[WHAT IS BEING ASKED] Every entry must be duplicated precisely as written.

Stored entries:
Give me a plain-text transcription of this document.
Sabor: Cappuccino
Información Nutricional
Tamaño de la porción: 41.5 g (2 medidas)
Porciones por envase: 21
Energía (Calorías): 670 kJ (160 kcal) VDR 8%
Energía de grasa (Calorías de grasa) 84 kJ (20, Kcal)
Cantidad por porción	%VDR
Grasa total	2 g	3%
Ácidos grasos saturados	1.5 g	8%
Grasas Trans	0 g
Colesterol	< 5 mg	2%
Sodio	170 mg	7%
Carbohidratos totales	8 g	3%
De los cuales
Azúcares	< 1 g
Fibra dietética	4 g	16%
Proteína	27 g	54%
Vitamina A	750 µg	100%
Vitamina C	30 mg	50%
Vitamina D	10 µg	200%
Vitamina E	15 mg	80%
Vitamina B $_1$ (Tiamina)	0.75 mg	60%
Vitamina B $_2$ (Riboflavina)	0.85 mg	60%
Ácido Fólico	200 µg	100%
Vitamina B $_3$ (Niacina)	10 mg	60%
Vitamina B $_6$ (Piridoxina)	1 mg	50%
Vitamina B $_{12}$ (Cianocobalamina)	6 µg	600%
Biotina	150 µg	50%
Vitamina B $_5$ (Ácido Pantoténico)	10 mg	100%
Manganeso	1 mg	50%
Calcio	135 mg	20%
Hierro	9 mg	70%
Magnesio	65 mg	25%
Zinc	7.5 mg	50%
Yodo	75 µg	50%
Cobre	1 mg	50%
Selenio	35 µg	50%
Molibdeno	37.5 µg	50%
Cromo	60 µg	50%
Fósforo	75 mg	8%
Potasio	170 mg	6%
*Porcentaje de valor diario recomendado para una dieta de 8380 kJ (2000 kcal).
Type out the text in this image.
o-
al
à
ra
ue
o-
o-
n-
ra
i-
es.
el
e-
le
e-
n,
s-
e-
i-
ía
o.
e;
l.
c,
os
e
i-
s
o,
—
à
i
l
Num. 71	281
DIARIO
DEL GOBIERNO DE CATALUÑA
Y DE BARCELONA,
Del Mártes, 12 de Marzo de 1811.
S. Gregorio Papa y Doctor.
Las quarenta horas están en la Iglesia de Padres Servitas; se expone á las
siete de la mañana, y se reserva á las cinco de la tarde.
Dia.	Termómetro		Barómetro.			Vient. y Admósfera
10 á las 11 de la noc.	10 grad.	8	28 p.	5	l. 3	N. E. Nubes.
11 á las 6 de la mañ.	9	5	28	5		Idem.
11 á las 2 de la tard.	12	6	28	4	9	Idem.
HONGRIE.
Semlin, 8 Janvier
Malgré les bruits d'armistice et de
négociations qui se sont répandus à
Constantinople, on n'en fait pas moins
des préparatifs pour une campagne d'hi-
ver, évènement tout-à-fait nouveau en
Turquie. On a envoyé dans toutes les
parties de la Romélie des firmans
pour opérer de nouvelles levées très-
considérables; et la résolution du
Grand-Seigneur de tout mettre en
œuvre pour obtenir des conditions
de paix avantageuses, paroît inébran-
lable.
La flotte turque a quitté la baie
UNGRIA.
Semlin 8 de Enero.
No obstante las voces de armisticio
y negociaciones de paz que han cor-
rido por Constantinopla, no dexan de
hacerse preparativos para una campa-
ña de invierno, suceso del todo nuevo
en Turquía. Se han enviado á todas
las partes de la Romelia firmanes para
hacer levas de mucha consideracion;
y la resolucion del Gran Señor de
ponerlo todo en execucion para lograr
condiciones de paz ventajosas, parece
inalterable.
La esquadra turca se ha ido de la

[REPLY TO THE EXERCISE]
Give me a plain-text transcription of this document.
Sabor: Cappuccino
Información Nutricional
Tamaño de la porción: 41.5 g (2 medidas)
Porciones por envase: 21
Energía (Calorías): 670 kJ (160 kcal) VDR 8%
Energía de grasa (Calorías de grasa) 84 kJ (20, Kcal)
Cantidad por porción	%VDR
Grasa total	2 g	3%
Ácidos grasos saturados	1.5 g	8%
Grasas Trans	0 g
Colesterol	< 5 mg	2%
Sodio	170 mg	7%
Carbohidratos totales	8 g	3%
De los cuales
Azúcares	< 1 g
Fibra dietética	4 g	16%
Proteína	27 g	54%
Vitamina A	750 µg	100%
Vitamina C	30 mg	50%
Vitamina D	10 µg	200%
Vitamina E	15 mg	80%
Vitamina B $_1$ (Tiamina)	0.75 mg	60%
Vitamina B $_2$ (Riboflavina)	0.85 mg	60%
Ácido Fólico	200 µg	100%
Vitamina B $_3$ (Niacina)	10 mg	60%
Vitamina B $_6$ (Piridoxina)	1 mg	50%
Vitamina B $_{12}$ (Cianocobalamina)	6 µg	600%
Biotina	150 µg	50%
Vitamina B $_5$ (Ácido Pantoténico)	10 mg	100%
Manganeso	1 mg	50%
Calcio	135 mg	20%
Hierro	9 mg	70%
Magnesio	65 mg	25%
Zinc	7.5 mg	50%
Yodo	75 µg	50%
Cobre	1 mg	50%
Selenio	35 µg	50%
Molibdeno	37.5 µg	50%
Cromo	60 µg	50%
Fósforo	75 mg	8%
Potasio	170 mg	6%
*Porcentaje de valor diario recomendado para una dieta de 8380 kJ (2000 kcal).
Type out the text in this image.
o-
al
à
ra
ue
o-
o-
n-
ra
i-
es.
el
e-
le
e-
n,
s-
e-
i-
ía
o.
e;
l.
c,
os
e
i-
s
o,
—
à
i
l
Num. 71	281
DIARIO
DEL GOBIERNO DE CATALUÑA
Y DE BARCELONA,
Del Mártes, 12 de Marzo de 1811.
S. Gregorio Papa y Doctor.
Las quarenta horas están en la Iglesia de Padres Servitas; se expone á las
siete de la mañana, y se reserva á las cinco de la tarde.
Dia.	Termómetro		Barómetro.			Vient. y Admósfera
10 á las 11 de la noc.	10 grad.	8	28 p.	5	l. 3	N. E. Nubes.
11 á las 6 de la mañ.	9	5	28	5		Idem.
11 á las 2 de la tard.	12	6	28	4	9	Idem.
HONGRIE.
Semlin, 8 Janvier
Malgré les bruits d'armistice et de
négociations qui se sont répandus à
Constantinople, on n'en fait pas moins
des préparatifs pour une campagne d'hi-
ver, évènement tout-à-fait nouveau en
Turquie. On a envoyé dans toutes les
parties de la Romélie des firmans
pour opérer de nouvelles levées très-
considérables; et la résolution du
Grand-Seigneur de tout mettre en
œuvre pour obtenir des conditions
de paix avantageuses, paroît inébran-
lable.
La flotte turque a quitté la baie
UNGRIA.
Semlin 8 de Enero.
No obstante las voces de armisticio
y negociaciones de paz que han cor-
rido por Constantinopla, no dexan de
hacerse preparativos para una campa-
ña de invierno, suceso del todo nuevo
en Turquía. Se han enviado á todas
las partes de la Romelia firmanes para
hacer levas de mucha consideracion;
y la resolucion del Gran Señor de
ponerlo todo en execucion para lograr
condiciones de paz ventajosas, parece
inalterable.
La esquadra turca se ha ido de la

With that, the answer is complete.